• _WRITTEN TASK_
Restate the listing that follows word for word, without its pictures.

-------

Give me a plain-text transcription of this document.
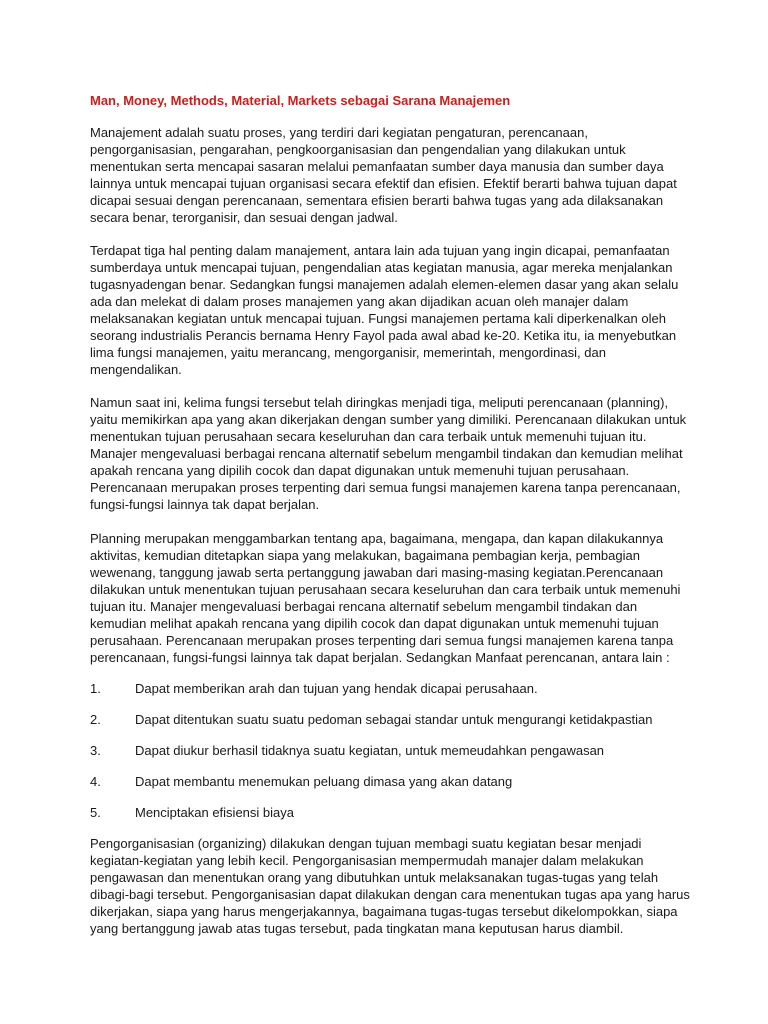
Man, Money, Methods, Material, Markets sebagai Sarana Manajemen

Manajement adalah suatu proses, yang terdiri dari kegiatan pengaturan, perencanaan, pengorganisasian, pengarahan, pengkoorganisasian dan pengendalian yang dilakukan untuk menentukan serta mencapai sasaran melalui pemanfaatan sumber daya manusia dan sumber daya lainnya untuk mencapai tujuan organisasi secara efektif dan efisien. Efektif berarti bahwa tujuan dapat dicapai sesuai dengan perencanaan, sementara efisien berarti bahwa tugas yang ada dilaksanakan secara benar, terorganisir, dan sesuai dengan jadwal.

Terdapat tiga hal penting dalam manajement, antara lain ada tujuan yang ingin dicapai, pemanfaatan sumberdaya untuk mencapai tujuan, pengendalian atas kegiatan manusia, agar mereka menjalankan tugasnyadengan benar. Sedangkan fungsi manajemen adalah elemen-elemen dasar yang akan selalu ada dan melekat di dalam proses manajemen yang akan dijadikan acuan oleh manajer dalam melaksanakan kegiatan untuk mencapai tujuan. Fungsi manajemen pertama kali diperkenalkan oleh seorang industrialis Perancis bernama Henry Fayol pada awal abad ke-20. Ketika itu, ia menyebutkan lima fungsi manajemen, yaitu merancang, mengorganisir, memerintah, mengordinasi, dan mengendalikan.

Namun saat ini, kelima fungsi tersebut telah diringkas menjadi tiga, meliputi perencanaan (planning), yaitu memikirkan apa yang akan dikerjakan dengan sumber yang dimiliki. Perencanaan dilakukan untuk menentukan tujuan perusahaan secara keseluruhan dan cara terbaik untuk memenuhi tujuan itu. Manajer mengevaluasi berbagai rencana alternatif sebelum mengambil tindakan dan kemudian melihat apakah rencana yang dipilih cocok dan dapat digunakan untuk memenuhi tujuan perusahaan. Perencanaan merupakan proses terpenting dari semua fungsi manajemen karena tanpa perencanaan, fungsi-fungsi lainnya tak dapat berjalan.

Planning merupakan menggambarkan tentang apa, bagaimana, mengapa, dan kapan dilakukannya aktivitas, kemudian ditetapkan siapa yang melakukan, bagaimana pembagian kerja, pembagian wewenang, tanggung jawab serta pertanggung jawaban dari masing-masing kegiatan.Perencanaan dilakukan untuk menentukan tujuan perusahaan secara keseluruhan dan cara terbaik untuk memenuhi tujuan itu. Manajer mengevaluasi berbagai rencana alternatif sebelum mengambil tindakan dan kemudian melihat apakah rencana yang dipilih cocok dan dapat digunakan untuk memenuhi tujuan perusahaan. Perencanaan merupakan proses terpenting dari semua fungsi manajemen karena tanpa perencanaan, fungsi-fungsi lainnya tak dapat berjalan. Sedangkan Manfaat perencanan, antara lain :

1.	Dapat memberikan arah dan tujuan yang hendak dicapai perusahaan.
2.	Dapat ditentukan suatu suatu pedoman sebagai standar untuk mengurangi ketidakpastian
3.	Dapat diukur berhasil tidaknya suatu kegiatan, untuk memeudahkan pengawasan
4.	Dapat membantu menemukan peluang dimasa yang akan datang
5.	Menciptakan efisiensi biaya

Pengorganisasian (organizing) dilakukan dengan tujuan membagi suatu kegiatan besar menjadi kegiatan-kegiatan yang lebih kecil. Pengorganisasian mempermudah manajer dalam melakukan pengawasan dan menentukan orang yang dibutuhkan untuk melaksanakan tugas-tugas yang telah dibagi-bagi tersebut. Pengorganisasian dapat dilakukan dengan cara menentukan tugas apa yang harus dikerjakan, siapa yang harus mengerjakannya, bagaimana tugas-tugas tersebut dikelompokkan, siapa yang bertanggung jawab atas tugas tersebut, pada tingkatan mana keputusan harus diambil.
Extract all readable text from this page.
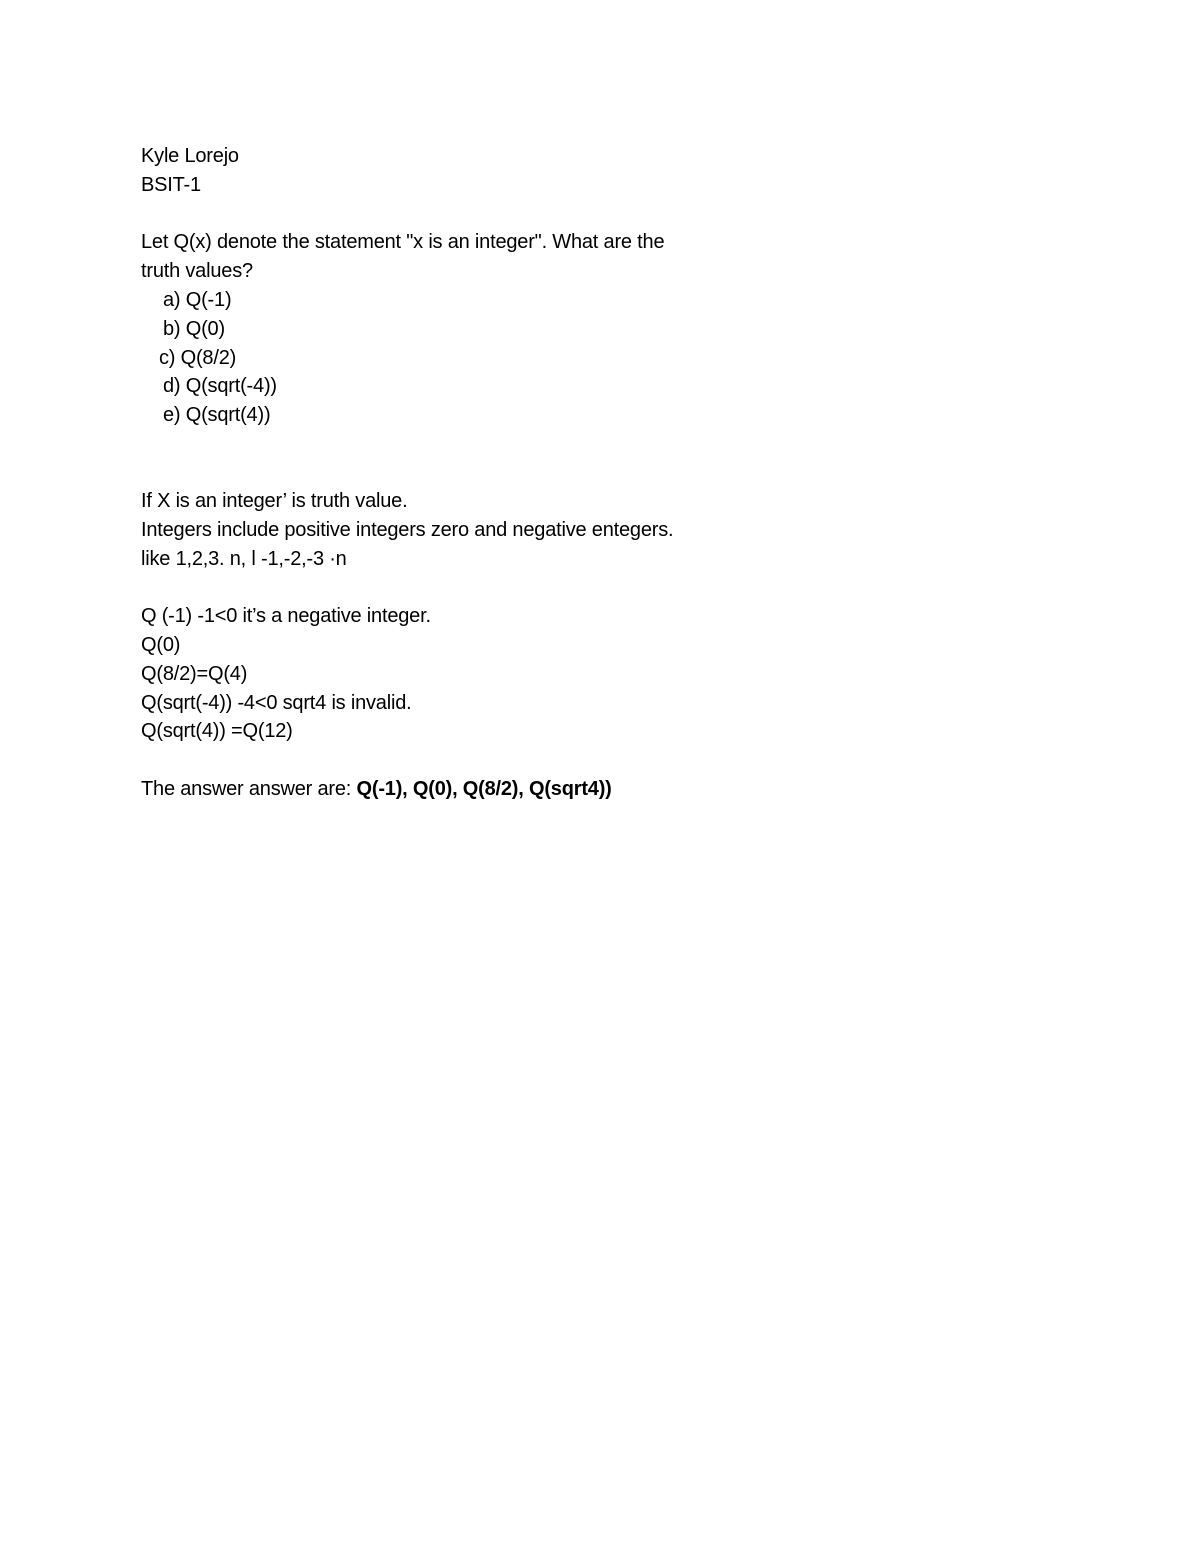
Kyle Lorejo
BSIT-1
Let Q(x) denote the statement "x is an integer". What are the
truth values?
a) Q(-1)
b) Q(0)
c) Q(8/2)
d) Q(sqrt(-4))
e) Q(sqrt(4))
If X is an integer’ is truth value.
Integers include positive integers zero and negative entegers.
like 1,2,3. n, l -1,-2,-3 ·n
Q (-1) -1<0 it’s a negative integer.
Q(0)
Q(8/2)=Q(4)
Q(sqrt(-4)) -4<0 sqrt4 is invalid.
Q(sqrt(4)) =Q(12)
The answer answer are: Q(-1), Q(0), Q(8/2), Q(sqrt4))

-------

• _SOLUTION FOR THIS EXERCISE_
Give me a plain-text transcription of this document.
Man, Money, Methods, Material, Markets sebagai Sarana Manajemen

Manajement adalah suatu proses, yang terdiri dari kegiatan pengaturan, perencanaan, pengorganisasian, pengarahan, pengkoorganisasian dan pengendalian yang dilakukan untuk menentukan serta mencapai sasaran melalui pemanfaatan sumber daya manusia dan sumber daya lainnya untuk mencapai tujuan organisasi secara efektif dan efisien. Efektif berarti bahwa tujuan dapat dicapai sesuai dengan perencanaan, sementara efisien berarti bahwa tugas yang ada dilaksanakan secara benar, terorganisir, dan sesuai dengan jadwal.

Terdapat tiga hal penting dalam manajement, antara lain ada tujuan yang ingin dicapai, pemanfaatan sumberdaya untuk mencapai tujuan, pengendalian atas kegiatan manusia, agar mereka menjalankan tugasnyadengan benar. Sedangkan fungsi manajemen adalah elemen-elemen dasar yang akan selalu ada dan melekat di dalam proses manajemen yang akan dijadikan acuan oleh manajer dalam melaksanakan kegiatan untuk mencapai tujuan. Fungsi manajemen pertama kali diperkenalkan oleh seorang industrialis Perancis bernama Henry Fayol pada awal abad ke-20. Ketika itu, ia menyebutkan lima fungsi manajemen, yaitu merancang, mengorganisir, memerintah, mengordinasi, dan mengendalikan.

Namun saat ini, kelima fungsi tersebut telah diringkas menjadi tiga, meliputi perencanaan (planning), yaitu memikirkan apa yang akan dikerjakan dengan sumber yang dimiliki. Perencanaan dilakukan untuk menentukan tujuan perusahaan secara keseluruhan dan cara terbaik untuk memenuhi tujuan itu. Manajer mengevaluasi berbagai rencana alternatif sebelum mengambil tindakan dan kemudian melihat apakah rencana yang dipilih cocok dan dapat digunakan untuk memenuhi tujuan perusahaan. Perencanaan merupakan proses terpenting dari semua fungsi manajemen karena tanpa perencanaan, fungsi-fungsi lainnya tak dapat berjalan.

Planning merupakan menggambarkan tentang apa, bagaimana, mengapa, dan kapan dilakukannya aktivitas, kemudian ditetapkan siapa yang melakukan, bagaimana pembagian kerja, pembagian wewenang, tanggung jawab serta pertanggung jawaban dari masing-masing kegiatan.Perencanaan dilakukan untuk menentukan tujuan perusahaan secara keseluruhan dan cara terbaik untuk memenuhi tujuan itu. Manajer mengevaluasi berbagai rencana alternatif sebelum mengambil tindakan dan kemudian melihat apakah rencana yang dipilih cocok dan dapat digunakan untuk memenuhi tujuan perusahaan. Perencanaan merupakan proses terpenting dari semua fungsi manajemen karena tanpa perencanaan, fungsi-fungsi lainnya tak dapat berjalan. Sedangkan Manfaat perencanan, antara lain :

1.	Dapat memberikan arah dan tujuan yang hendak dicapai perusahaan.
2.	Dapat ditentukan suatu suatu pedoman sebagai standar untuk mengurangi ketidakpastian
3.	Dapat diukur berhasil tidaknya suatu kegiatan, untuk memeudahkan pengawasan
4.	Dapat membantu menemukan peluang dimasa yang akan datang
5.	Menciptakan efisiensi biaya

Pengorganisasian (organizing) dilakukan dengan tujuan membagi suatu kegiatan besar menjadi kegiatan-kegiatan yang lebih kecil. Pengorganisasian mempermudah manajer dalam melakukan pengawasan dan menentukan orang yang dibutuhkan untuk melaksanakan tugas-tugas yang telah dibagi-bagi tersebut. Pengorganisasian dapat dilakukan dengan cara menentukan tugas apa yang harus dikerjakan, siapa yang harus mengerjakannya, bagaimana tugas-tugas tersebut dikelompokkan, siapa yang bertanggung jawab atas tugas tersebut, pada tingkatan mana keputusan harus diambil.
Extract all readable text from this page.
Kyle Lorejo
BSIT-1
Let Q(x) denote the statement "x is an integer". What are the
truth values?
a) Q(-1)
b) Q(0)
c) Q(8/2)
d) Q(sqrt(-4))
e) Q(sqrt(4))
If X is an integer’ is truth value.
Integers include positive integers zero and negative entegers.
like 1,2,3. n, l -1,-2,-3 ·n
Q (-1) -1<0 it’s a negative integer.
Q(0)
Q(8/2)=Q(4)
Q(sqrt(-4)) -4<0 sqrt4 is invalid.
Q(sqrt(4)) =Q(12)
The answer answer are: Q(-1), Q(0), Q(8/2), Q(sqrt4))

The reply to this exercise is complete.